-- INSTRUCTION --
Will you output all of the data below exactly, omitting the images?
— Start STORED DATA —
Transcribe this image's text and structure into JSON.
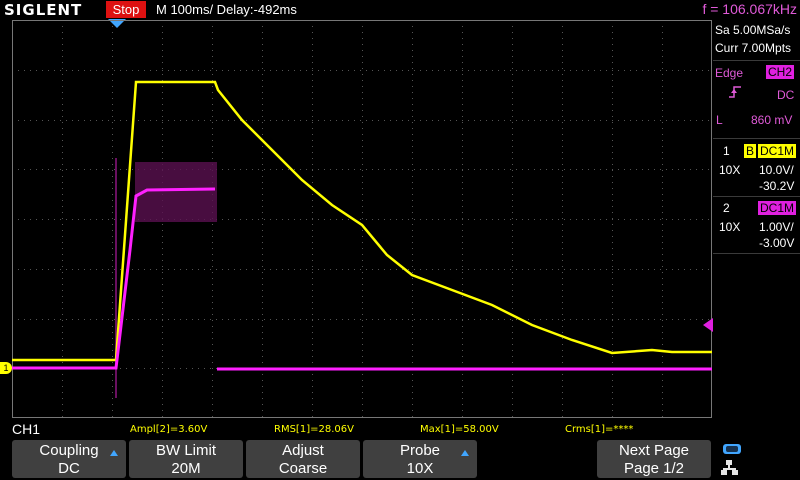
{
  "top": {
    "brand": "SIGLENT",
    "status": "Stop",
    "timebase": "M 100ms/  Delay:-492ms",
    "frequency": "f = 106.067kHz"
  },
  "right": {
    "sample_rate": "Sa 5.00MSa/s",
    "memory": "Curr 7.00Mpts",
    "trigger_type": "Edge",
    "trigger_source": "CH2",
    "trigger_coupling": "DC",
    "trigger_level_label": "L",
    "trigger_level": "860 mV",
    "ch1": {
      "num": "1",
      "bw": "B",
      "coupling": "DC1M",
      "probe": "10X",
      "scale": "10.0V/",
      "offset": "-30.2V"
    },
    "ch2": {
      "num": "2",
      "coupling": "DC1M",
      "probe": "10X",
      "scale": "1.00V/",
      "offset": "-3.00V"
    }
  },
  "measure": {
    "channel": "CH1",
    "ampl": "Ampl[2]=3.60V",
    "rms": "RMS[1]=28.06V",
    "max": "Max[1]=58.00V",
    "crms": "Crms[1]=****"
  },
  "softkeys": [
    {
      "title": "Coupling",
      "value": "DC"
    },
    {
      "title": "BW Limit",
      "value": "20M"
    },
    {
      "title": "Adjust",
      "value": "Coarse"
    },
    {
      "title": "Probe",
      "value": "10X"
    },
    {
      "title": "Next Page",
      "value": "Page 1/2"
    }
  ],
  "markers": {
    "ch1_marker": "1"
  },
  "colors": {
    "ch1": "#ffff00",
    "ch2": "#e020e0",
    "accent": "#41a6ff",
    "stop": "#dd1111"
  }
}
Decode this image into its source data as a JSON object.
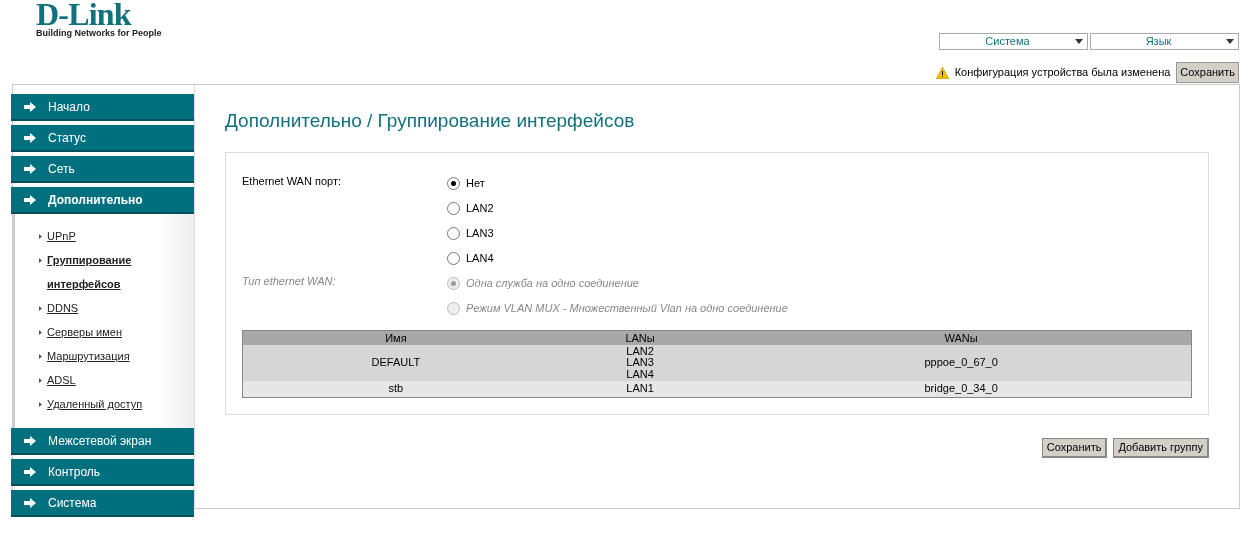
{
  "logo": {
    "brand": "D-Link",
    "tagline": "Building Networks for People"
  },
  "top_menus": [
    {
      "label": "Система"
    },
    {
      "label": "Язык"
    }
  ],
  "notice": {
    "text": "Конфигурация устройства была изменена",
    "button": "Сохранить"
  },
  "nav_top": [
    {
      "label": "Начало",
      "selected": false
    },
    {
      "label": "Статус",
      "selected": false
    },
    {
      "label": "Сеть",
      "selected": false
    },
    {
      "label": "Дополнительно",
      "selected": true
    }
  ],
  "subnav": [
    {
      "label": "UPnP",
      "selected": false
    },
    {
      "label": "Группирование интерфейсов",
      "selected": true
    },
    {
      "label": "DDNS",
      "selected": false
    },
    {
      "label": "Серверы имен",
      "selected": false
    },
    {
      "label": "Маршрутизация",
      "selected": false
    },
    {
      "label": "ADSL",
      "selected": false
    },
    {
      "label": "Удаленный доступ",
      "selected": false
    }
  ],
  "nav_bottom": [
    {
      "label": "Межсетевой экран",
      "selected": false
    },
    {
      "label": "Контроль",
      "selected": false
    },
    {
      "label": "Система",
      "selected": false
    }
  ],
  "page_title": "Дополнительно / Группирование интерфейсов",
  "wan_port": {
    "label": "Ethernet WAN порт:",
    "disabled": false,
    "options": [
      {
        "label": "Нет",
        "selected": true
      },
      {
        "label": "LAN2",
        "selected": false
      },
      {
        "label": "LAN3",
        "selected": false
      },
      {
        "label": "LAN4",
        "selected": false
      }
    ]
  },
  "wan_type": {
    "label": "Тип ethernet WAN:",
    "disabled": true,
    "options": [
      {
        "label": "Одна служба на одно соединение",
        "selected": true
      },
      {
        "label": "Режим VLAN MUX - Множественный Vlan на одно соединение",
        "selected": false
      }
    ]
  },
  "table": {
    "columns": [
      "Имя",
      "LANы",
      "WANы"
    ],
    "rows": [
      {
        "name": "DEFAULT",
        "lans": [
          "LAN2",
          "LAN3",
          "LAN4"
        ],
        "wans": "pppoe_0_67_0"
      },
      {
        "name": "stb",
        "lans": [
          "LAN1"
        ],
        "wans": "bridge_0_34_0"
      }
    ]
  },
  "buttons": [
    "Сохранить",
    "Добавить группу"
  ]
}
— End STORED DATA —
-- TASK OUTPUT --
Transcribe this image's text and structure into JSON.
{
  "top": {
    "brand": "SIGLENT",
    "status": "Stop",
    "timebase": "M 100ms/  Delay:-492ms",
    "frequency": "f = 106.067kHz"
  },
  "right": {
    "sample_rate": "Sa 5.00MSa/s",
    "memory": "Curr 7.00Mpts",
    "trigger_type": "Edge",
    "trigger_source": "CH2",
    "trigger_coupling": "DC",
    "trigger_level_label": "L",
    "trigger_level": "860 mV",
    "ch1": {
      "num": "1",
      "bw": "B",
      "coupling": "DC1M",
      "probe": "10X",
      "scale": "10.0V/",
      "offset": "-30.2V"
    },
    "ch2": {
      "num": "2",
      "coupling": "DC1M",
      "probe": "10X",
      "scale": "1.00V/",
      "offset": "-3.00V"
    }
  },
  "measure": {
    "channel": "CH1",
    "ampl": "Ampl[2]=3.60V",
    "rms": "RMS[1]=28.06V",
    "max": "Max[1]=58.00V",
    "crms": "Crms[1]=****"
  },
  "softkeys": [
    {
      "title": "Coupling",
      "value": "DC"
    },
    {
      "title": "BW Limit",
      "value": "20M"
    },
    {
      "title": "Adjust",
      "value": "Coarse"
    },
    {
      "title": "Probe",
      "value": "10X"
    },
    {
      "title": "Next Page",
      "value": "Page 1/2"
    }
  ],
  "markers": {
    "ch1_marker": "1"
  },
  "colors": {
    "ch1": "#ffff00",
    "ch2": "#e020e0",
    "accent": "#41a6ff",
    "stop": "#dd1111"
  }
}
Decode this image into its source data as a JSON object.
{
  "logo": {
    "brand": "D-Link",
    "tagline": "Building Networks for People"
  },
  "top_menus": [
    {
      "label": "Система"
    },
    {
      "label": "Язык"
    }
  ],
  "notice": {
    "text": "Конфигурация устройства была изменена",
    "button": "Сохранить"
  },
  "nav_top": [
    {
      "label": "Начало",
      "selected": false
    },
    {
      "label": "Статус",
      "selected": false
    },
    {
      "label": "Сеть",
      "selected": false
    },
    {
      "label": "Дополнительно",
      "selected": true
    }
  ],
  "subnav": [
    {
      "label": "UPnP",
      "selected": false
    },
    {
      "label": "Группирование интерфейсов",
      "selected": true
    },
    {
      "label": "DDNS",
      "selected": false
    },
    {
      "label": "Серверы имен",
      "selected": false
    },
    {
      "label": "Маршрутизация",
      "selected": false
    },
    {
      "label": "ADSL",
      "selected": false
    },
    {
      "label": "Удаленный доступ",
      "selected": false
    }
  ],
  "nav_bottom": [
    {
      "label": "Межсетевой экран",
      "selected": false
    },
    {
      "label": "Контроль",
      "selected": false
    },
    {
      "label": "Система",
      "selected": false
    }
  ],
  "page_title": "Дополнительно / Группирование интерфейсов",
  "wan_port": {
    "label": "Ethernet WAN порт:",
    "disabled": false,
    "options": [
      {
        "label": "Нет",
        "selected": true
      },
      {
        "label": "LAN2",
        "selected": false
      },
      {
        "label": "LAN3",
        "selected": false
      },
      {
        "label": "LAN4",
        "selected": false
      }
    ]
  },
  "wan_type": {
    "label": "Тип ethernet WAN:",
    "disabled": true,
    "options": [
      {
        "label": "Одна служба на одно соединение",
        "selected": true
      },
      {
        "label": "Режим VLAN MUX - Множественный Vlan на одно соединение",
        "selected": false
      }
    ]
  },
  "table": {
    "columns": [
      "Имя",
      "LANы",
      "WANы"
    ],
    "rows": [
      {
        "name": "DEFAULT",
        "lans": [
          "LAN2",
          "LAN3",
          "LAN4"
        ],
        "wans": "pppoe_0_67_0"
      },
      {
        "name": "stb",
        "lans": [
          "LAN1"
        ],
        "wans": "bridge_0_34_0"
      }
    ]
  },
  "buttons": [
    "Сохранить",
    "Добавить группу"
  ]
}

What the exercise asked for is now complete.